- [WHAT TO DO] Extract every entry word for word.

>> Start RECORDS PROVIDED

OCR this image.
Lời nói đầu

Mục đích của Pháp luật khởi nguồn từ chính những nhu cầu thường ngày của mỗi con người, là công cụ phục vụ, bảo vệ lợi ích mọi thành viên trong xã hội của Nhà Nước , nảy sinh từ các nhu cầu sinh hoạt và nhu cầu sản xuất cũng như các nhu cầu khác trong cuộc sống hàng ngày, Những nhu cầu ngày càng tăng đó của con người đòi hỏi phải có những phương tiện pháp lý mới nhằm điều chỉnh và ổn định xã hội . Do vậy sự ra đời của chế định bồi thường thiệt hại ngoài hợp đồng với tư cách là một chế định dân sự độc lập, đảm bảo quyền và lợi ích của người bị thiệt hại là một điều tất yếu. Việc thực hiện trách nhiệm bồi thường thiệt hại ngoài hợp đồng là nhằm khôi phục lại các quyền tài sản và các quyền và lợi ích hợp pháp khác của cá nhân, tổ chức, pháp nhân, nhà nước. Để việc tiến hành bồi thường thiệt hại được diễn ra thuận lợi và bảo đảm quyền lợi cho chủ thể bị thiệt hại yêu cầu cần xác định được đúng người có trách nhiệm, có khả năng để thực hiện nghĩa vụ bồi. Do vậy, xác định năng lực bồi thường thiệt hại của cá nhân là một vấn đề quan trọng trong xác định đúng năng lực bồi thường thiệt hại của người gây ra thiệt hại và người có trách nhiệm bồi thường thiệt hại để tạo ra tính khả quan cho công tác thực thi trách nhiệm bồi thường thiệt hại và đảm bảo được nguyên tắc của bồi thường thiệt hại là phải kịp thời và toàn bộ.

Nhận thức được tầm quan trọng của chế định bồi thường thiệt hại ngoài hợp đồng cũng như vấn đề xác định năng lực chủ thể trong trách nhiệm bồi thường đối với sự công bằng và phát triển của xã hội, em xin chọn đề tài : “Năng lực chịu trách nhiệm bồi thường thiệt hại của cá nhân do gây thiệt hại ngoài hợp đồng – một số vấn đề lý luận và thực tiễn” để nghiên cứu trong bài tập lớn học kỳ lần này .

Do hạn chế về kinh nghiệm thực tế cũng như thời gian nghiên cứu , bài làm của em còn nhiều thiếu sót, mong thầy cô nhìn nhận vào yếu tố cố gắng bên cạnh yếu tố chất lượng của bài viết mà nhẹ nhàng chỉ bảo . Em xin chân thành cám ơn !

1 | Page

>> End RECORDS PROVIDED

- [THE REPLY]
OCR this image.
Lời nói đầu

Mục đích của Pháp luật khởi nguồn từ chính những nhu cầu thường ngày của mỗi con người, là công cụ phục vụ, bảo vệ lợi ích mọi thành viên trong xã hội của Nhà Nước , nảy sinh từ các nhu cầu sinh hoạt và nhu cầu sản xuất cũng như các nhu cầu khác trong cuộc sống hàng ngày, Những nhu cầu ngày càng tăng đó của con người đòi hỏi phải có những phương tiện pháp lý mới nhằm điều chỉnh và ổn định xã hội . Do vậy sự ra đời của chế định bồi thường thiệt hại ngoài hợp đồng với tư cách là một chế định dân sự độc lập, đảm bảo quyền và lợi ích của người bị thiệt hại là một điều tất yếu. Việc thực hiện trách nhiệm bồi thường thiệt hại ngoài hợp đồng là nhằm khôi phục lại các quyền tài sản và các quyền và lợi ích hợp pháp khác của cá nhân, tổ chức, pháp nhân, nhà nước. Để việc tiến hành bồi thường thiệt hại được diễn ra thuận lợi và bảo đảm quyền lợi cho chủ thể bị thiệt hại yêu cầu cần xác định được đúng người có trách nhiệm, có khả năng để thực hiện nghĩa vụ bồi. Do vậy, xác định năng lực bồi thường thiệt hại của cá nhân là một vấn đề quan trọng trong xác định đúng năng lực bồi thường thiệt hại của người gây ra thiệt hại và người có trách nhiệm bồi thường thiệt hại để tạo ra tính khả quan cho công tác thực thi trách nhiệm bồi thường thiệt hại và đảm bảo được nguyên tắc của bồi thường thiệt hại là phải kịp thời và toàn bộ.

Nhận thức được tầm quan trọng của chế định bồi thường thiệt hại ngoài hợp đồng cũng như vấn đề xác định năng lực chủ thể trong trách nhiệm bồi thường đối với sự công bằng và phát triển của xã hội, em xin chọn đề tài : “Năng lực chịu trách nhiệm bồi thường thiệt hại của cá nhân do gây thiệt hại ngoài hợp đồng – một số vấn đề lý luận và thực tiễn” để nghiên cứu trong bài tập lớn học kỳ lần này .

Do hạn chế về kinh nghiệm thực tế cũng như thời gian nghiên cứu , bài làm của em còn nhiều thiếu sót, mong thầy cô nhìn nhận vào yếu tố cố gắng bên cạnh yếu tố chất lượng của bài viết mà nhẹ nhàng chỉ bảo . Em xin chân thành cám ơn !

1 | Page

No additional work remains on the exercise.